**Problem requirements**
Copy every item below word for word, without changing anything.

++++ Exercise materials ++++

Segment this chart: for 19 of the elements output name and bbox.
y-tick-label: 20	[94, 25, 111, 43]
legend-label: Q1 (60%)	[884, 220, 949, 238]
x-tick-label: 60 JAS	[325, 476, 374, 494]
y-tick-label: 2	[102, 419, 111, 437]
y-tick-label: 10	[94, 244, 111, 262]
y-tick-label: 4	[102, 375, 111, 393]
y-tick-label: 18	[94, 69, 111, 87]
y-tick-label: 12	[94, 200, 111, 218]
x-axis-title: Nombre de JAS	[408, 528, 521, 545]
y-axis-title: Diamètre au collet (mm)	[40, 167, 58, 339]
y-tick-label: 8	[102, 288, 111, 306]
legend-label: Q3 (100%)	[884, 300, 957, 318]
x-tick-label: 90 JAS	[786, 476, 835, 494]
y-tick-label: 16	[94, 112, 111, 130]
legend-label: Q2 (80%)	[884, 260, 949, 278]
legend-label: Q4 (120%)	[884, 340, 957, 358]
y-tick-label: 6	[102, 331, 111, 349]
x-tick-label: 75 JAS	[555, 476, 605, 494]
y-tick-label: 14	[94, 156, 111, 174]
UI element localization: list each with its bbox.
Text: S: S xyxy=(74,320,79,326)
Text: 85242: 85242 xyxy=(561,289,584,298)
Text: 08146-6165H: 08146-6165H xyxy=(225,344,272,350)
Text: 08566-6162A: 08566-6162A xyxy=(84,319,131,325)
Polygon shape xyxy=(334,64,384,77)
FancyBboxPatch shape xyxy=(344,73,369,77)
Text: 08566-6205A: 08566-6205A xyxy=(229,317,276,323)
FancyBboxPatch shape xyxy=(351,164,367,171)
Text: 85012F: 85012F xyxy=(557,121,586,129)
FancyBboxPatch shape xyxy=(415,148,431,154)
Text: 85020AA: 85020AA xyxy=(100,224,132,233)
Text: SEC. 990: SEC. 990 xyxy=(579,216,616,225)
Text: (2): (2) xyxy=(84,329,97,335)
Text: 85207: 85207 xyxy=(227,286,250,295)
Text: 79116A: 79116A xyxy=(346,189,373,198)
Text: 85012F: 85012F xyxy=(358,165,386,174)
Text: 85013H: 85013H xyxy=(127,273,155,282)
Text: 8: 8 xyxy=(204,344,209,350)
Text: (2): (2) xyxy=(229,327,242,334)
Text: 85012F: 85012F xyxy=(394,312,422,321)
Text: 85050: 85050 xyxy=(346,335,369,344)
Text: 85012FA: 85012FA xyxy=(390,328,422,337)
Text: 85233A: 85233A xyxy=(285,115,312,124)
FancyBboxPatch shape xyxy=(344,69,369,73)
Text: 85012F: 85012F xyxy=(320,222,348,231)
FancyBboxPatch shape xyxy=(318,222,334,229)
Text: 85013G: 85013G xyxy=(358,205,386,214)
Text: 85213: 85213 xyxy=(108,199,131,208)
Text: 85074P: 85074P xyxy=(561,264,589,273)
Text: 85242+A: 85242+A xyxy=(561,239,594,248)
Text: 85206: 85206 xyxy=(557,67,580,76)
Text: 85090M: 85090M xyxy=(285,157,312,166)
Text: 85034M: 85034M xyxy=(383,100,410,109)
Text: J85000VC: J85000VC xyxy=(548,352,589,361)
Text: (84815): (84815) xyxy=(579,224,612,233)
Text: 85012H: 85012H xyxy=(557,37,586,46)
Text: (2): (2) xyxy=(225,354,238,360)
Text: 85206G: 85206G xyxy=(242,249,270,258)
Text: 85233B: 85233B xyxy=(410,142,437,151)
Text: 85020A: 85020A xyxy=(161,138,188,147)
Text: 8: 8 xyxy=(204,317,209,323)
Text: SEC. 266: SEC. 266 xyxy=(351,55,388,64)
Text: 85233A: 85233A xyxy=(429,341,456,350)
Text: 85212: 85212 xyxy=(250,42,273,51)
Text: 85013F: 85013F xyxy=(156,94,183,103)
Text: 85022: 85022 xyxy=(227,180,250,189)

++++

**Finished task**
Segment this chart: for 19 of the elements output name and bbox.
y-tick-label: 20	[94, 25, 111, 43]
legend-label: Q1 (60%)	[884, 220, 949, 238]
x-tick-label: 60 JAS	[325, 476, 374, 494]
y-tick-label: 2	[102, 419, 111, 437]
y-tick-label: 10	[94, 244, 111, 262]
y-tick-label: 4	[102, 375, 111, 393]
y-tick-label: 18	[94, 69, 111, 87]
y-tick-label: 12	[94, 200, 111, 218]
x-axis-title: Nombre de JAS	[408, 528, 521, 545]
y-axis-title: Diamètre au collet (mm)	[40, 167, 58, 339]
y-tick-label: 8	[102, 288, 111, 306]
legend-label: Q3 (100%)	[884, 300, 957, 318]
x-tick-label: 90 JAS	[786, 476, 835, 494]
y-tick-label: 16	[94, 112, 111, 130]
legend-label: Q2 (80%)	[884, 260, 949, 278]
legend-label: Q4 (120%)	[884, 340, 957, 358]
y-tick-label: 6	[102, 331, 111, 349]
x-tick-label: 75 JAS	[555, 476, 605, 494]
y-tick-label: 14	[94, 156, 111, 174]
UI element localization: list each with its bbox.
Text: S: S xyxy=(74,320,79,326)
Text: 85242: 85242 xyxy=(561,289,584,298)
Text: 08146-6165H: 08146-6165H xyxy=(225,344,272,350)
Text: 08566-6162A: 08566-6162A xyxy=(84,319,131,325)
Polygon shape xyxy=(334,64,384,77)
FancyBboxPatch shape xyxy=(344,73,369,77)
Text: 08566-6205A: 08566-6205A xyxy=(229,317,276,323)
FancyBboxPatch shape xyxy=(351,164,367,171)
Text: 85012F: 85012F xyxy=(557,121,586,129)
FancyBboxPatch shape xyxy=(415,148,431,154)
Text: 85020AA: 85020AA xyxy=(100,224,132,233)
Text: SEC. 990: SEC. 990 xyxy=(579,216,616,225)
Text: (2): (2) xyxy=(84,329,97,335)
Text: 85207: 85207 xyxy=(227,286,250,295)
Text: 79116A: 79116A xyxy=(346,189,373,198)
Text: 85012F: 85012F xyxy=(358,165,386,174)
Text: 85013H: 85013H xyxy=(127,273,155,282)
Text: 8: 8 xyxy=(204,344,209,350)
Text: (2): (2) xyxy=(229,327,242,334)
Text: 85012F: 85012F xyxy=(394,312,422,321)
Text: 85050: 85050 xyxy=(346,335,369,344)
Text: 85012FA: 85012FA xyxy=(390,328,422,337)
Text: 85233A: 85233A xyxy=(285,115,312,124)
FancyBboxPatch shape xyxy=(344,69,369,73)
Text: 85012F: 85012F xyxy=(320,222,348,231)
FancyBboxPatch shape xyxy=(318,222,334,229)
Text: 85013G: 85013G xyxy=(358,205,386,214)
Text: 85213: 85213 xyxy=(108,199,131,208)
Text: 85074P: 85074P xyxy=(561,264,589,273)
Text: 85242+A: 85242+A xyxy=(561,239,594,248)
Text: 85206: 85206 xyxy=(557,67,580,76)
Text: 85090M: 85090M xyxy=(285,157,312,166)
Text: 85034M: 85034M xyxy=(383,100,410,109)
Text: J85000VC: J85000VC xyxy=(548,352,589,361)
Text: (84815): (84815) xyxy=(579,224,612,233)
Text: 85012H: 85012H xyxy=(557,37,586,46)
Text: (2): (2) xyxy=(225,354,238,360)
Text: 85206G: 85206G xyxy=(242,249,270,258)
Text: 85233B: 85233B xyxy=(410,142,437,151)
Text: 85020A: 85020A xyxy=(161,138,188,147)
Text: 8: 8 xyxy=(204,317,209,323)
Text: SEC. 266: SEC. 266 xyxy=(351,55,388,64)
Text: 85233A: 85233A xyxy=(429,341,456,350)
Text: 85212: 85212 xyxy=(250,42,273,51)
Text: 85013F: 85013F xyxy=(156,94,183,103)
Text: 85022: 85022 xyxy=(227,180,250,189)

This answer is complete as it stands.